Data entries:
####

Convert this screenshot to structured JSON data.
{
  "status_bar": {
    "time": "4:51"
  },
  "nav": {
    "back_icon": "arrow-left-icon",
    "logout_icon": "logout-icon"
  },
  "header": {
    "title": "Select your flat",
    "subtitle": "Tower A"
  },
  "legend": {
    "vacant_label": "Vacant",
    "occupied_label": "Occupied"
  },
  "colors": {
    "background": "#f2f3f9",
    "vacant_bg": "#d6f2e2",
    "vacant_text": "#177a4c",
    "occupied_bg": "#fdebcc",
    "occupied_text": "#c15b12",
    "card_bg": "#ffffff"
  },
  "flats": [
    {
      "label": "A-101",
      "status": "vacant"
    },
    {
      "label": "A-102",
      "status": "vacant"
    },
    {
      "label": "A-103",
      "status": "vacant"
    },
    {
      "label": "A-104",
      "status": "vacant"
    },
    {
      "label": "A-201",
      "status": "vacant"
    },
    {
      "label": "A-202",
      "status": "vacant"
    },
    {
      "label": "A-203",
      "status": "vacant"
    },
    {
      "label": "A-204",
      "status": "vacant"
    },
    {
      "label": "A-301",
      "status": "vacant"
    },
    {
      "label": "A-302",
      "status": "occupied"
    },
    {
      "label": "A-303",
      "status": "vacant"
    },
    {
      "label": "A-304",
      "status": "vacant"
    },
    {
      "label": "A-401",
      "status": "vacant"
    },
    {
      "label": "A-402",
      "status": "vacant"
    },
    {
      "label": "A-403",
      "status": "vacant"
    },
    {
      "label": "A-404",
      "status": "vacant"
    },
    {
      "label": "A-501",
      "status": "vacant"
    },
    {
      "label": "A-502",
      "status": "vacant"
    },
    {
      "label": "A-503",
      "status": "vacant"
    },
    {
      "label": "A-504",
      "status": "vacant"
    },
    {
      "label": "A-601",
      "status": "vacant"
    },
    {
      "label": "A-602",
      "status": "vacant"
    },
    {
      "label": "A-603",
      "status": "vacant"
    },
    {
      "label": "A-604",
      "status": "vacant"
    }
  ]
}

####

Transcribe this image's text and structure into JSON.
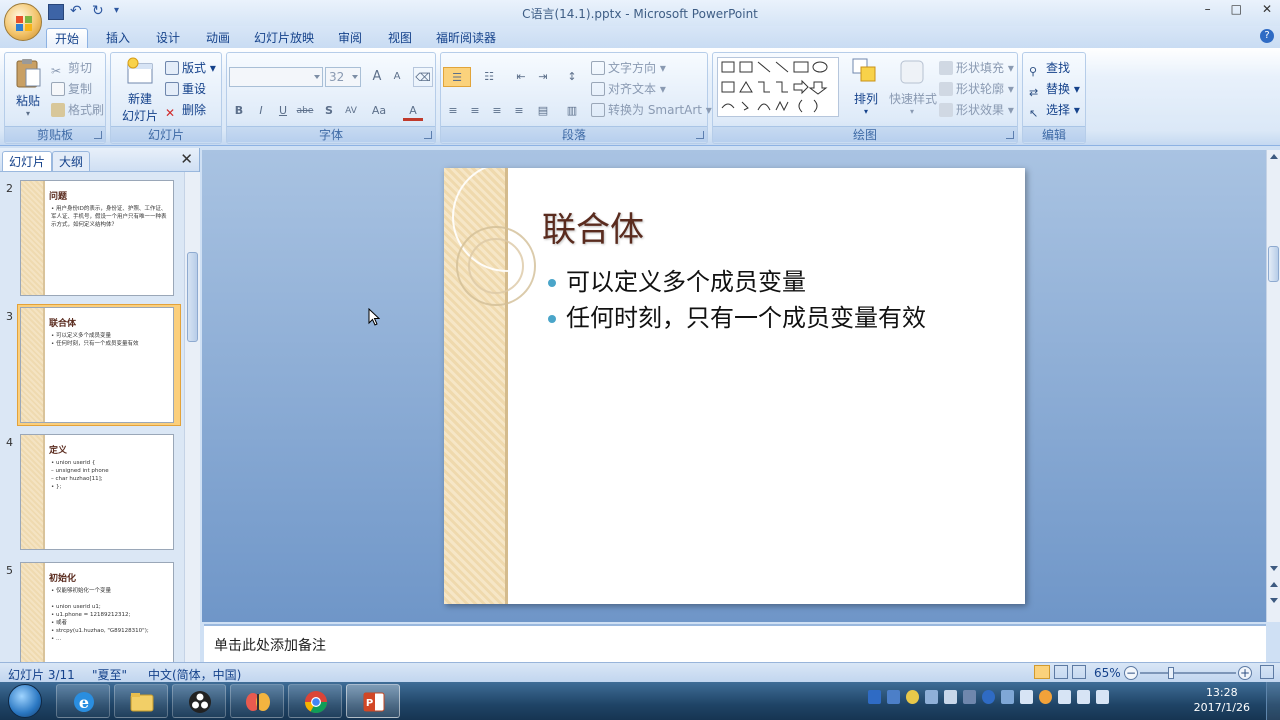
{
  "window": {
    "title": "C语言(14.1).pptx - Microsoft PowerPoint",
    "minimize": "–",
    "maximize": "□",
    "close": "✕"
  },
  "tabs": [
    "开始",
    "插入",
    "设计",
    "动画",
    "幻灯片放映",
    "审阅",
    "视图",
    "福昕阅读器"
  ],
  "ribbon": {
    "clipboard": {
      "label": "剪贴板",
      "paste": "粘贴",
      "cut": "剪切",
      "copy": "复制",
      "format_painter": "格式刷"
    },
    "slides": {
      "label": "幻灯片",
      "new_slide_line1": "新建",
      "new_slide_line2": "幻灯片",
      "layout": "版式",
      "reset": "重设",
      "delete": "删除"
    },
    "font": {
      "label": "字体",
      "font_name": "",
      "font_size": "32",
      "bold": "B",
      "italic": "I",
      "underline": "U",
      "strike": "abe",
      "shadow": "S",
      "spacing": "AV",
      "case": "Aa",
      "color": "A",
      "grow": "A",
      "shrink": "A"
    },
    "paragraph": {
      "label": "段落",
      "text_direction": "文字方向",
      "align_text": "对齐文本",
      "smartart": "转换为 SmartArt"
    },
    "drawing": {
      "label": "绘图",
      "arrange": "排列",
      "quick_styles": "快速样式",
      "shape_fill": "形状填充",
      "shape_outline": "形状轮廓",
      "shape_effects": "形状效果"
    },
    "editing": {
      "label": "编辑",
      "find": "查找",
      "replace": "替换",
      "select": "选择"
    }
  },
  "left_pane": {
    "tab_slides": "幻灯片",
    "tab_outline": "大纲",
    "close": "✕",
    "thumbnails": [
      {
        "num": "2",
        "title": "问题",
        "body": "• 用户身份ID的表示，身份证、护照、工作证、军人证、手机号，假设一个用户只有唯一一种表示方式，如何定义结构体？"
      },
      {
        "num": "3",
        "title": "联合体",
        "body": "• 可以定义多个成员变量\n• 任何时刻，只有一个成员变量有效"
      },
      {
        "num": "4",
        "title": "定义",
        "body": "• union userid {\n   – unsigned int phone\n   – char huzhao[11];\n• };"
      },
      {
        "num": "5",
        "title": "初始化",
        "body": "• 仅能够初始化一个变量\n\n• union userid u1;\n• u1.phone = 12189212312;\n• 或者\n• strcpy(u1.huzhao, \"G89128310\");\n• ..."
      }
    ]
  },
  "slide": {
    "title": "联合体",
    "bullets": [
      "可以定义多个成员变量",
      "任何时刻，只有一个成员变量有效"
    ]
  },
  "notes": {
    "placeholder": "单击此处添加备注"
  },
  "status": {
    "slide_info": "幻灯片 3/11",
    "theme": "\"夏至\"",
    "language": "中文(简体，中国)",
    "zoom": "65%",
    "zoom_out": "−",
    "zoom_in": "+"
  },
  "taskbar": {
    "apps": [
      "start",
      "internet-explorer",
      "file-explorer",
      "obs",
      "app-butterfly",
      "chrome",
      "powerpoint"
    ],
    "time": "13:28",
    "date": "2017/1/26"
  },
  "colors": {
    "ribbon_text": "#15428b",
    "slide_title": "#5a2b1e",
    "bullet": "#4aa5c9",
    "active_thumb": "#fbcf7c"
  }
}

####

* [Exercise instructions]
Pick each line holding the word "只有一个成员变量有效" out of the listing.

* [Response]
        "body": "• 可以定义多个成员变量\n• 任何时刻，只有一个成员变量有效"
      "任何时刻，只有一个成员变量有效"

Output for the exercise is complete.